▶ [SET EXERCISE]:
The data below should be printed in full, exactly, and without any of its images.

▶ [SUPPLIED RECORDS]:
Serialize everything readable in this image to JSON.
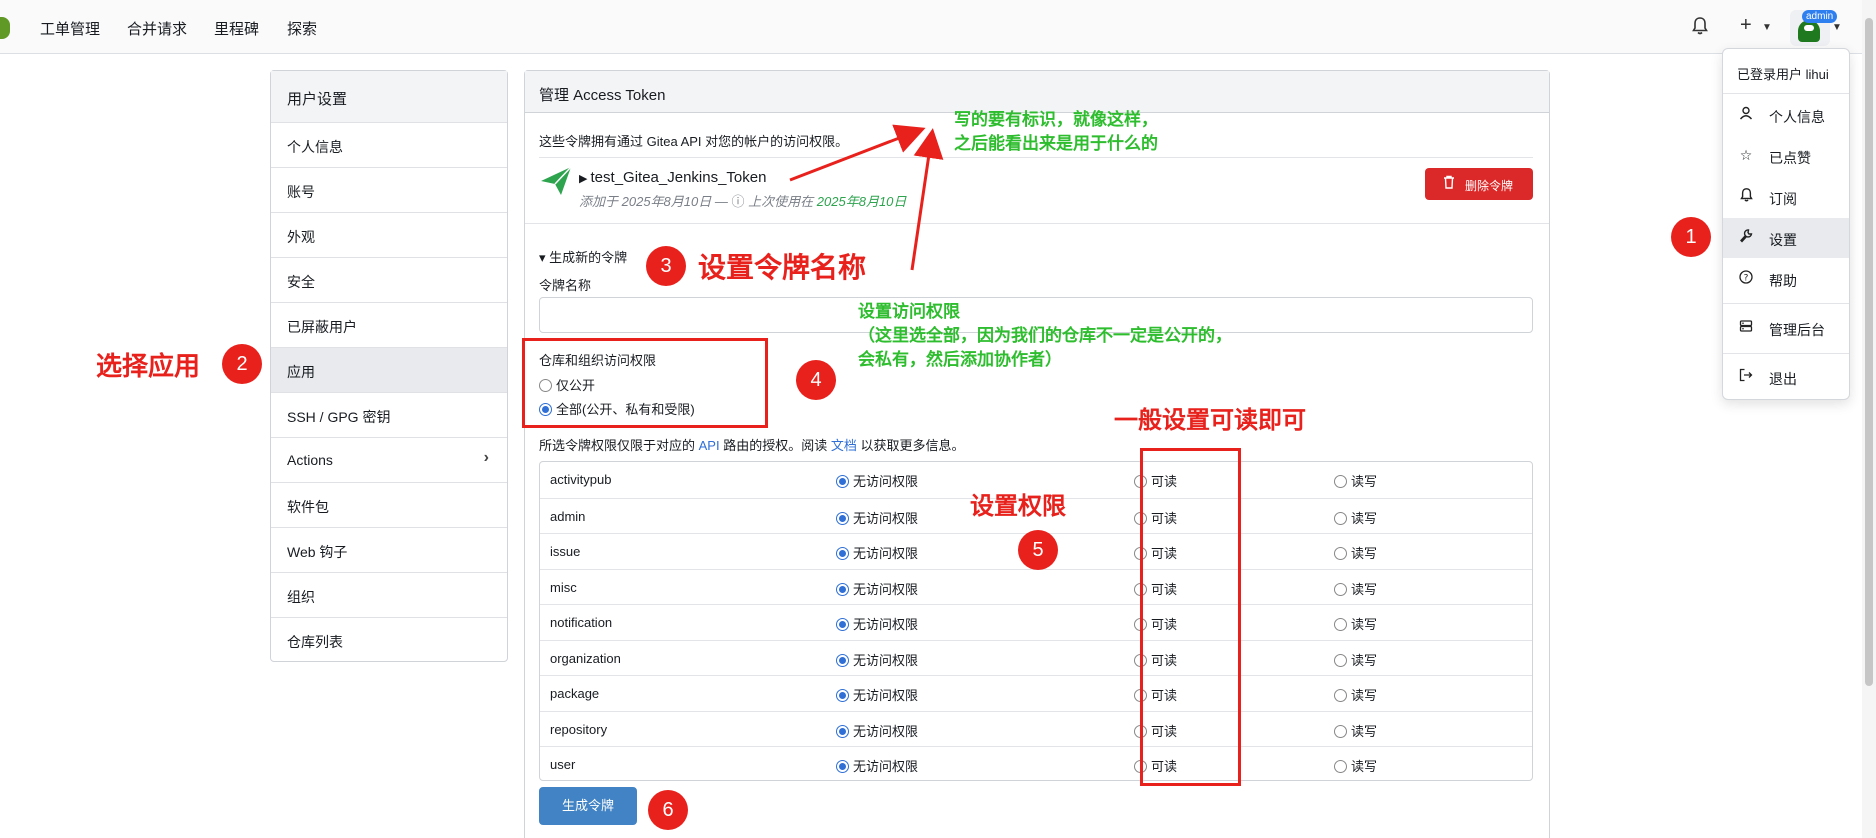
{
  "nav": {
    "links": [
      "工单管理",
      "合并请求",
      "里程碑",
      "探索"
    ],
    "plus": "+",
    "avatar_badge": "admin"
  },
  "dropdown": {
    "header": "已登录用户 lihui",
    "items": [
      {
        "label": "个人信息",
        "icon": "user-icon"
      },
      {
        "label": "已点赞",
        "icon": "star-icon"
      },
      {
        "label": "订阅",
        "icon": "bell-icon"
      },
      {
        "label": "设置",
        "icon": "wrench-icon"
      },
      {
        "label": "帮助",
        "icon": "help-icon"
      },
      {
        "label": "管理后台",
        "icon": "server-icon"
      },
      {
        "label": "退出",
        "icon": "sign-out-icon"
      }
    ]
  },
  "sidebar": {
    "title": "用户设置",
    "items": [
      "个人信息",
      "账号",
      "外观",
      "安全",
      "已屏蔽用户",
      "应用",
      "SSH / GPG 密钥",
      "Actions",
      "软件包",
      "Web 钩子",
      "组织",
      "仓库列表"
    ]
  },
  "panel": {
    "title": "管理 Access Token",
    "description": "这些令牌拥有通过 Gitea API 对您的帐户的访问权限。",
    "token": {
      "name": "test_Gitea_Jenkins_Token",
      "added_prefix": "添加于",
      "added_date": "2025年8月10日",
      "sep": "—",
      "last_used_prefix": "上次使用在",
      "last_used_date": "2025年8月10日",
      "delete_label": "删除令牌"
    },
    "generate_summary": "▾ 生成新的令牌",
    "name_label": "令牌名称",
    "name_value": "",
    "repo_access_label": "仓库和组织访问权限",
    "repo_public": "仅公开",
    "repo_all": "全部(公开、私有和受限)",
    "perm_desc_1": "所选令牌权限仅限于对应的",
    "perm_desc_api": "API",
    "perm_desc_2": "路由的授权。阅读",
    "perm_desc_docs": "文档",
    "perm_desc_3": "以获取更多信息。",
    "perm_options": [
      "无访问权限",
      "可读",
      "读写"
    ],
    "permissions": [
      "activitypub",
      "admin",
      "issue",
      "misc",
      "notification",
      "organization",
      "package",
      "repository",
      "user"
    ],
    "generate_button": "生成令牌"
  },
  "annotations": {
    "step1": "1",
    "step2": "2",
    "step3": "3",
    "step4": "4",
    "step5": "5",
    "step6": "6",
    "select_app": "选择应用",
    "set_token_name": "设置令牌名称",
    "set_permissions": "设置权限",
    "read_enough": "一般设置可读即可",
    "name_hint_1": "写的要有标识，就像这样，",
    "name_hint_2": "之后能看出来是用于什么的",
    "access_hint_1": "设置访问权限",
    "access_hint_2": "（这里选全部，因为我们的仓库不一定是公开的，",
    "access_hint_3": "会私有，然后添加协作者）"
  }
}
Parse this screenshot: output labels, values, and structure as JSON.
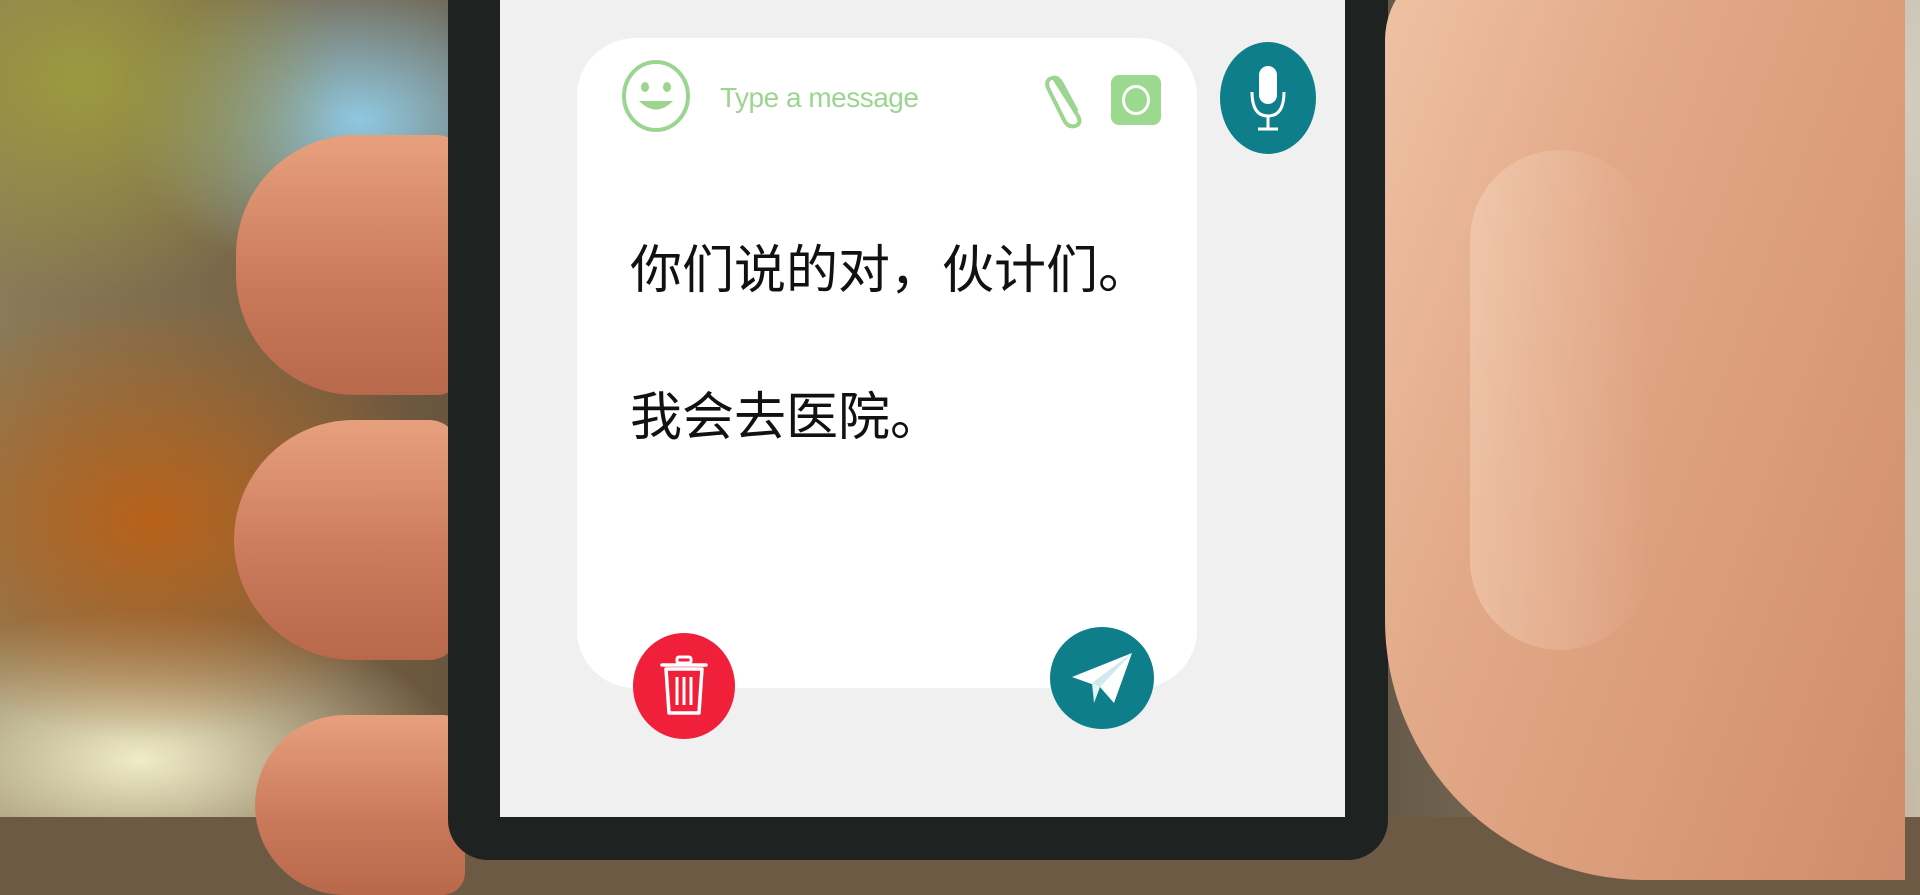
{
  "composer": {
    "placeholder": "Type a message",
    "message_lines": [
      "你们说的对，伙计们。",
      "我会去医院。"
    ]
  },
  "icons": {
    "emoji": "smiley-face-icon",
    "attach": "paperclip-icon",
    "camera": "camera-icon",
    "mic": "microphone-icon",
    "delete": "trash-icon",
    "send": "paper-plane-icon"
  },
  "colors": {
    "accent_teal": "#0e7f8a",
    "accent_green": "#9bd98f",
    "delete_red": "#f0203a",
    "screen_bg": "#f0f0f0",
    "card_bg": "#ffffff"
  }
}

▶ [CORRECT RESULT]:
Serialize everything readable in this image to JSON.
{
  "nav": {
    "links": [
      "工单管理",
      "合并请求",
      "里程碑",
      "探索"
    ],
    "plus": "+",
    "avatar_badge": "admin"
  },
  "dropdown": {
    "header": "已登录用户 lihui",
    "items": [
      {
        "label": "个人信息",
        "icon": "user-icon"
      },
      {
        "label": "已点赞",
        "icon": "star-icon"
      },
      {
        "label": "订阅",
        "icon": "bell-icon"
      },
      {
        "label": "设置",
        "icon": "wrench-icon"
      },
      {
        "label": "帮助",
        "icon": "help-icon"
      },
      {
        "label": "管理后台",
        "icon": "server-icon"
      },
      {
        "label": "退出",
        "icon": "sign-out-icon"
      }
    ]
  },
  "sidebar": {
    "title": "用户设置",
    "items": [
      "个人信息",
      "账号",
      "外观",
      "安全",
      "已屏蔽用户",
      "应用",
      "SSH / GPG 密钥",
      "Actions",
      "软件包",
      "Web 钩子",
      "组织",
      "仓库列表"
    ]
  },
  "panel": {
    "title": "管理 Access Token",
    "description": "这些令牌拥有通过 Gitea API 对您的帐户的访问权限。",
    "token": {
      "name": "test_Gitea_Jenkins_Token",
      "added_prefix": "添加于",
      "added_date": "2025年8月10日",
      "sep": "—",
      "last_used_prefix": "上次使用在",
      "last_used_date": "2025年8月10日",
      "delete_label": "删除令牌"
    },
    "generate_summary": "▾ 生成新的令牌",
    "name_label": "令牌名称",
    "name_value": "",
    "repo_access_label": "仓库和组织访问权限",
    "repo_public": "仅公开",
    "repo_all": "全部(公开、私有和受限)",
    "perm_desc_1": "所选令牌权限仅限于对应的",
    "perm_desc_api": "API",
    "perm_desc_2": "路由的授权。阅读",
    "perm_desc_docs": "文档",
    "perm_desc_3": "以获取更多信息。",
    "perm_options": [
      "无访问权限",
      "可读",
      "读写"
    ],
    "permissions": [
      "activitypub",
      "admin",
      "issue",
      "misc",
      "notification",
      "organization",
      "package",
      "repository",
      "user"
    ],
    "generate_button": "生成令牌"
  },
  "annotations": {
    "step1": "1",
    "step2": "2",
    "step3": "3",
    "step4": "4",
    "step5": "5",
    "step6": "6",
    "select_app": "选择应用",
    "set_token_name": "设置令牌名称",
    "set_permissions": "设置权限",
    "read_enough": "一般设置可读即可",
    "name_hint_1": "写的要有标识，就像这样，",
    "name_hint_2": "之后能看出来是用于什么的",
    "access_hint_1": "设置访问权限",
    "access_hint_2": "（这里选全部，因为我们的仓库不一定是公开的，",
    "access_hint_3": "会私有，然后添加协作者）"
  }
}
Parse this screenshot: output labels, values, and structure as JSON.
{
  "composer": {
    "placeholder": "Type a message",
    "message_lines": [
      "你们说的对，伙计们。",
      "我会去医院。"
    ]
  },
  "icons": {
    "emoji": "smiley-face-icon",
    "attach": "paperclip-icon",
    "camera": "camera-icon",
    "mic": "microphone-icon",
    "delete": "trash-icon",
    "send": "paper-plane-icon"
  },
  "colors": {
    "accent_teal": "#0e7f8a",
    "accent_green": "#9bd98f",
    "delete_red": "#f0203a",
    "screen_bg": "#f0f0f0",
    "card_bg": "#ffffff"
  }
}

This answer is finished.